• What the exercise asks
Convert these lines into a numbered list, skipping the blank lines, and leave the pictures out.

• Source records
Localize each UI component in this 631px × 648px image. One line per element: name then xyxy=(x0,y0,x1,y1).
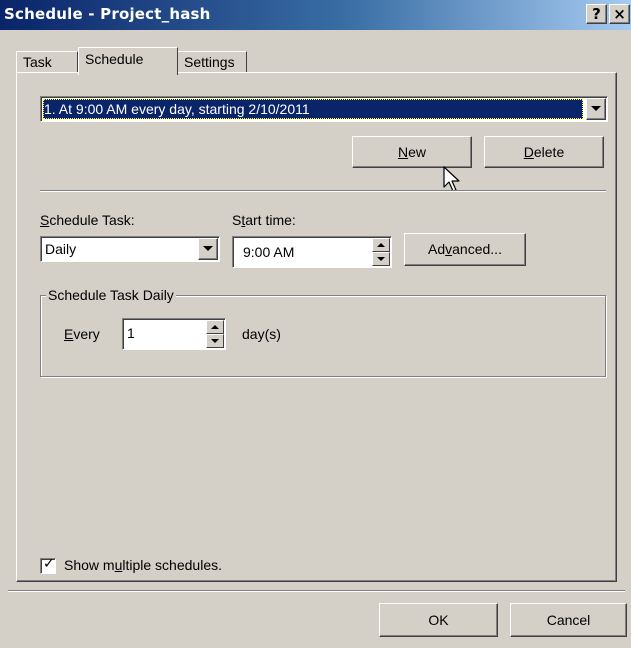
tab-schedule-label: Schedule xyxy=(85,51,144,67)
help-icon: ? xyxy=(592,5,601,23)
window-title: Schedule - Project_hash xyxy=(4,5,211,23)
ok-button-label: OK xyxy=(428,612,449,628)
show-multiple-label-post: ltiple schedules. xyxy=(122,557,222,573)
start-time-label-pre: S xyxy=(232,212,242,228)
every-days-spin-up[interactable] xyxy=(206,320,224,334)
chevron-down-icon xyxy=(591,106,601,111)
advanced-button[interactable]: Advanced... xyxy=(404,233,526,266)
delete-button-label-post: elete xyxy=(533,144,565,160)
schedule-task-dropdown[interactable]: Daily xyxy=(40,236,220,262)
cancel-button-label: Cancel xyxy=(546,612,591,628)
schedule-list-dropdown[interactable]: 1. At 9:00 AM every day, starting 2/10/2… xyxy=(40,96,608,122)
spin-up-icon xyxy=(211,325,219,329)
every-days-input[interactable]: 1 xyxy=(122,318,226,350)
schedule-list-selected: 1. At 9:00 AM every day, starting 2/10/2… xyxy=(43,99,583,119)
advanced-button-label-pre: Ad xyxy=(428,241,446,257)
every-days-spin-down[interactable] xyxy=(206,334,224,348)
spin-down-icon xyxy=(377,257,385,261)
separator xyxy=(8,590,625,592)
advanced-button-label-post: anced... xyxy=(452,241,502,257)
schedule-task-label: Schedule Task: xyxy=(40,212,135,228)
start-time-label-post: art time: xyxy=(245,212,296,228)
start-time-label: Start time: xyxy=(232,212,296,228)
show-multiple-label-pre: Show m xyxy=(64,557,115,573)
close-button[interactable]: × xyxy=(609,4,630,24)
days-unit-label: day(s) xyxy=(242,326,281,342)
checkmark-icon: ✓ xyxy=(43,556,55,572)
every-accel: E xyxy=(64,326,74,342)
ok-button[interactable]: OK xyxy=(379,603,498,637)
schedule-task-dropdown-button[interactable] xyxy=(198,238,218,260)
new-button[interactable]: New xyxy=(352,136,472,168)
start-time-input[interactable]: 9:00 AM xyxy=(232,236,392,268)
schedule-task-label-post: chedule Task: xyxy=(49,212,135,228)
delete-button[interactable]: Delete xyxy=(484,136,604,168)
chevron-down-icon xyxy=(203,246,213,251)
show-multiple-label[interactable]: Show multiple schedules. xyxy=(64,557,222,573)
tab-settings-label: Settings xyxy=(184,54,235,70)
start-time-spin-down[interactable] xyxy=(372,252,390,266)
schedule-dialog: Schedule - Project_hash ? × Task Schedul… xyxy=(0,0,631,648)
every-label: Every xyxy=(64,326,100,342)
separator xyxy=(40,190,606,192)
every-days-spinner[interactable] xyxy=(206,320,224,348)
spin-up-icon xyxy=(377,243,385,247)
close-icon: × xyxy=(613,5,626,23)
start-time-value: 9:00 AM xyxy=(243,244,295,260)
every-days-value: 1 xyxy=(127,325,135,341)
tab-settings[interactable]: Settings xyxy=(177,51,247,73)
group-legend: Schedule Task Daily xyxy=(46,287,176,303)
schedule-list-dropdown-button[interactable] xyxy=(586,98,606,120)
tab-schedule[interactable]: Schedule xyxy=(78,47,178,75)
start-time-spinner[interactable] xyxy=(372,238,390,266)
spin-down-icon xyxy=(211,339,219,343)
show-multiple-checkbox[interactable]: ✓ xyxy=(40,556,56,574)
new-button-accel: N xyxy=(397,144,409,160)
tab-task-label: Task xyxy=(23,54,52,70)
schedule-task-accel: S xyxy=(40,212,50,228)
start-time-spin-up[interactable] xyxy=(372,238,390,252)
tab-task[interactable]: Task xyxy=(16,51,78,73)
cancel-button[interactable]: Cancel xyxy=(510,603,627,637)
new-button-label-post: ew xyxy=(408,144,427,160)
help-button[interactable]: ? xyxy=(586,4,607,24)
every-label-post: very xyxy=(73,326,100,342)
delete-button-accel: D xyxy=(523,144,534,160)
schedule-task-value: Daily xyxy=(45,241,77,257)
title-bar[interactable]: Schedule - Project_hash ? × xyxy=(0,0,631,30)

• Answer
1. Localize each UI component in this 631px × 648px image. One line per element: name then xyxy=(x0,y0,x1,y1).
2. tab-schedule-label: Schedule xyxy=(85,51,144,67)
3. help-icon: ? xyxy=(592,5,601,23)
4. window-title: Schedule - Project_hash xyxy=(4,5,211,23)
5. ok-button-label: OK xyxy=(428,612,449,628)
6. show-multiple-label-post: ltiple schedules. xyxy=(122,557,222,573)
7. start-time-label-pre: S xyxy=(232,212,242,228)
8. every-days-spin-up[interactable] xyxy=(206,320,224,334)
9. chevron-down-icon xyxy=(591,106,601,111)
10. advanced-button[interactable]: Advanced... xyxy=(404,233,526,266)
11. delete-button-label-post: elete xyxy=(533,144,565,160)
12. schedule-task-dropdown[interactable]: Daily xyxy=(40,236,220,262)
13. cancel-button-label: Cancel xyxy=(546,612,591,628)
14. schedule-list-dropdown[interactable]: 1. At 9:00 AM every day, starting 2/10/2… xyxy=(40,96,608,122)
15. spin-up-icon xyxy=(211,325,219,329)
16. every-days-input[interactable]: 1 xyxy=(122,318,226,350)
17. schedule-list-selected: 1. At 9:00 AM every day, starting 2/10/2… xyxy=(43,99,583,119)
18. advanced-button-label-pre: Ad xyxy=(428,241,446,257)
19. every-days-spin-down[interactable] xyxy=(206,334,224,348)
20. spin-down-icon xyxy=(377,257,385,261)
21. separator xyxy=(8,590,625,592)
22. advanced-button-label-post: anced... xyxy=(452,241,502,257)
23. schedule-task-label: Schedule Task: xyxy=(40,212,135,228)
24. start-time-label-post: art time: xyxy=(245,212,296,228)
25. start-time-label: Start time: xyxy=(232,212,296,228)
26. show-multiple-label-pre: Show m xyxy=(64,557,115,573)
27. close-button[interactable]: × xyxy=(609,4,630,24)
28. days-unit-label: day(s) xyxy=(242,326,281,342)
29. checkmark-icon: ✓ xyxy=(43,556,55,572)
30. every-accel: E xyxy=(64,326,74,342)
31. ok-button[interactable]: OK xyxy=(379,603,498,637)
32. schedule-task-dropdown-button[interactable] xyxy=(198,238,218,260)
33. new-button[interactable]: New xyxy=(352,136,472,168)
34. start-time-input[interactable]: 9:00 AM xyxy=(232,236,392,268)
35. schedule-task-label-post: chedule Task: xyxy=(49,212,135,228)
36. delete-button[interactable]: Delete xyxy=(484,136,604,168)
37. chevron-down-icon xyxy=(203,246,213,251)
38. show-multiple-label[interactable]: Show multiple schedules. xyxy=(64,557,222,573)
39. tab-settings-label: Settings xyxy=(184,54,235,70)
40. start-time-spin-down[interactable] xyxy=(372,252,390,266)
41. schedule-dialog: Schedule - Project_hash ? × Task Schedul… xyxy=(0,0,631,648)
42. every-label: Every xyxy=(64,326,100,342)
43. separator xyxy=(40,190,606,192)
44. every-days-spinner[interactable] xyxy=(206,320,224,348)
45. spin-up-icon xyxy=(377,243,385,247)
46. close-icon: × xyxy=(613,5,626,23)
47. start-time-value: 9:00 AM xyxy=(243,244,295,260)
48. every-days-value: 1 xyxy=(127,325,135,341)
49. tab-settings[interactable]: Settings xyxy=(177,51,247,73)
50. group-legend: Schedule Task Daily xyxy=(46,287,176,303)
51. schedule-list-dropdown-button[interactable] xyxy=(586,98,606,120)
52. tab-schedule[interactable]: Schedule xyxy=(78,47,178,75)
53. start-time-spinner[interactable] xyxy=(372,238,390,266)
54. spin-down-icon xyxy=(211,339,219,343)
55. show-multiple-checkbox[interactable]: ✓ xyxy=(40,556,56,574)
56. new-button-accel: N xyxy=(397,144,409,160)
57. tab-task-label: Task xyxy=(23,54,52,70)
58. schedule-task-accel: S xyxy=(40,212,50,228)
59. start-time-spin-up[interactable] xyxy=(372,238,390,252)
60. tab-task[interactable]: Task xyxy=(16,51,78,73)
61. cancel-button[interactable]: Cancel xyxy=(510,603,627,637)
62. new-button-label-post: ew xyxy=(408,144,427,160)
63. help-button[interactable]: ? xyxy=(586,4,607,24)
64. every-label-post: very xyxy=(73,326,100,342)
65. delete-button-accel: D xyxy=(523,144,534,160)
66. schedule-task-value: Daily xyxy=(45,241,77,257)
67. title-bar[interactable]: Schedule - Project_hash ? × xyxy=(0,0,631,30)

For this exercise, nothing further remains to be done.